> **Text segment**
···

🎯 Goal: instructing your client application to connect directly to Target, in order to later dispose of the whole ZDM infrastructure.
Until now we could bail out any time. After the following change we are effectively committing to the migration, with the app directly writing to Astra DB and finally skipping the ZDM (and Origin) altogether.
This step is very simple. The following command stops the running API, then restarts it by passing the appropriate setting to it:
### {"terminalId": "api", "macrosBefore": ["ctrl_c"]}
# A Ctrl-C to stop the running process ... followed by:
CLIENT_CONNECTION_MODE=ASTRA_DB uvicorn api:app
Once again, run the following, which changes the messages in the API-writing loop accordingly:
### {"terminalId": "client", "macrosBefore": ["ctrl_c"]}
while true; do
NEW_STATUS="ModeAstra_`date +'%H-%M-%S'`";
echo -n "Setting status to ${NEW_STATUS} ... ";
curl -s -XPOST -o /dev/null "localhost:8000/status/eva/${NEW_STATUS}";
echo "done. Sleeping a little ... ";
sleep 20;
done
The API will work exactly as before and the migration is complete. At this point, you can destroy the whole ZDM infrastructure (see next step).

···

> **Data section**
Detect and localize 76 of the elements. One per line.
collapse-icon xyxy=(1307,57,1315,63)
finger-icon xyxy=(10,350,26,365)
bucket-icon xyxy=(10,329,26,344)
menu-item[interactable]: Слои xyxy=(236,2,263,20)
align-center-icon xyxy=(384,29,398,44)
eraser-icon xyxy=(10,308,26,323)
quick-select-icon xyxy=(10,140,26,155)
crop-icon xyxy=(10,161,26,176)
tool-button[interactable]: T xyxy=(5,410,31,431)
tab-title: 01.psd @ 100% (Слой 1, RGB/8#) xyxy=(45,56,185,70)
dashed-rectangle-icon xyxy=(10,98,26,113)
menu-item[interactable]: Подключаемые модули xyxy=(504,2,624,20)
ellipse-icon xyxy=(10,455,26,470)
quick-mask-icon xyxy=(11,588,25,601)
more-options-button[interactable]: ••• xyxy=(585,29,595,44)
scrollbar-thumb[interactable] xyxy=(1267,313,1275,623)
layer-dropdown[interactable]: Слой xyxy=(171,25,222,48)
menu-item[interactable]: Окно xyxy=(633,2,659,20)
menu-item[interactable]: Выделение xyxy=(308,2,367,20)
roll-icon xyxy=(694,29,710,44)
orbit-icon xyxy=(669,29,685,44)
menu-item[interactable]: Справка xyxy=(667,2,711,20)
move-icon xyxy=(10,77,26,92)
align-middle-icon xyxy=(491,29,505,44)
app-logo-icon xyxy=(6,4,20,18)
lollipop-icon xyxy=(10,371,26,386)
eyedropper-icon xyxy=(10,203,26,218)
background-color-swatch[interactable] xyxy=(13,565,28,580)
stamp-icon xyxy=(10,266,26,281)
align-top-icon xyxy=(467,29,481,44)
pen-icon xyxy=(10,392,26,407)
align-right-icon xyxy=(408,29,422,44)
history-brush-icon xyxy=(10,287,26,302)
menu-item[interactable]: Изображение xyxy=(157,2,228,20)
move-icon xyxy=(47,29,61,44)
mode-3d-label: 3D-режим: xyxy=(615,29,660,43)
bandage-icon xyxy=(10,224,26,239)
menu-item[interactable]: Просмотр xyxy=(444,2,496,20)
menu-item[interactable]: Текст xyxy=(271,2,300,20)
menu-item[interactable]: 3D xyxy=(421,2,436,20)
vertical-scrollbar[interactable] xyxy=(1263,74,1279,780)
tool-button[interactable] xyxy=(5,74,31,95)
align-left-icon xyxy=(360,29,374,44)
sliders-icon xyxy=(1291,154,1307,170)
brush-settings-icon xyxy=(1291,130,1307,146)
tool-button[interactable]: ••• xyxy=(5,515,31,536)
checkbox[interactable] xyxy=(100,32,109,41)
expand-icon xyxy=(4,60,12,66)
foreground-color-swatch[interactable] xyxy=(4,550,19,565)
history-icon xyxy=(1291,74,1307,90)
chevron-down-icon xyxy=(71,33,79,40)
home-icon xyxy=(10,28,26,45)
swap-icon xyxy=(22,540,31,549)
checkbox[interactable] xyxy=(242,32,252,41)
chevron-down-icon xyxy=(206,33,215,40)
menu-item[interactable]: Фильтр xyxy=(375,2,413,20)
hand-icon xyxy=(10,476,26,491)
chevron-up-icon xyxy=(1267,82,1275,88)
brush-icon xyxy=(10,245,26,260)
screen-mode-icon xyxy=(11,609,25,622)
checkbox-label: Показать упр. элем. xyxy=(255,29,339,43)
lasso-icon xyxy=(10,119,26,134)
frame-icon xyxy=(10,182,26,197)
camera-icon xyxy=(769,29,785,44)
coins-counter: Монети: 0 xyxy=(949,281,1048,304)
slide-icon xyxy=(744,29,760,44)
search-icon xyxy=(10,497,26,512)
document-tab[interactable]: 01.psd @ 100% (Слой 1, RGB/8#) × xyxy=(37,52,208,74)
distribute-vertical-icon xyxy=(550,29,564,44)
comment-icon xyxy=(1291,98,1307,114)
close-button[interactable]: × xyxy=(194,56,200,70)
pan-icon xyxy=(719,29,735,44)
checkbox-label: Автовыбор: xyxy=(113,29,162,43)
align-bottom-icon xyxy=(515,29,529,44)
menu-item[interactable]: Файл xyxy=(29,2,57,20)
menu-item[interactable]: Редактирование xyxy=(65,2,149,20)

···

> **Things to do**
- a) In the ZDM migration tutorial, what setting is passed to the API when it is restarted so that it connects directly to Target?
- b) Write the next part of the ZDM migration tutorial, picking up after its final sentence.

> **Activity answers**
- a) CLIENT_CONNECTION_MODE=ASTRA_DB

- b)
To ensure the application is still working as expected, you can launch yet another read request, looking for the "ModeAstra..." status messages:
### host
curl -s -XGET "localhost:8000/status/eva?entries=2" | jq -r '.[] | "\(.when)\t\(.status)"'
Conversely, on Origin, you will not see the latest entries inserted, confirming that database has really disappeared from the picture:
### host
docker exec \
-it cassandra-origin-1 \
cqlsh -u cassandra -p cassandra \
-e "SELECT * FROM zdmapp.user_status WHERE user='eva' LIMIT 5;"
You managed to perform a Zero Downtime Migration, making sure all data (past and present) is kept consistent, with the ability to keep read performance under scrutiny at all times, and a full suite of dashboards to inspect every aspect of the migration process. The only thing left to do is cleaning up: hit "Next" to complete this exercise.
The proxy has now been put aside: you can check with, the proxy instance graphs, that no requests are going through it anymore.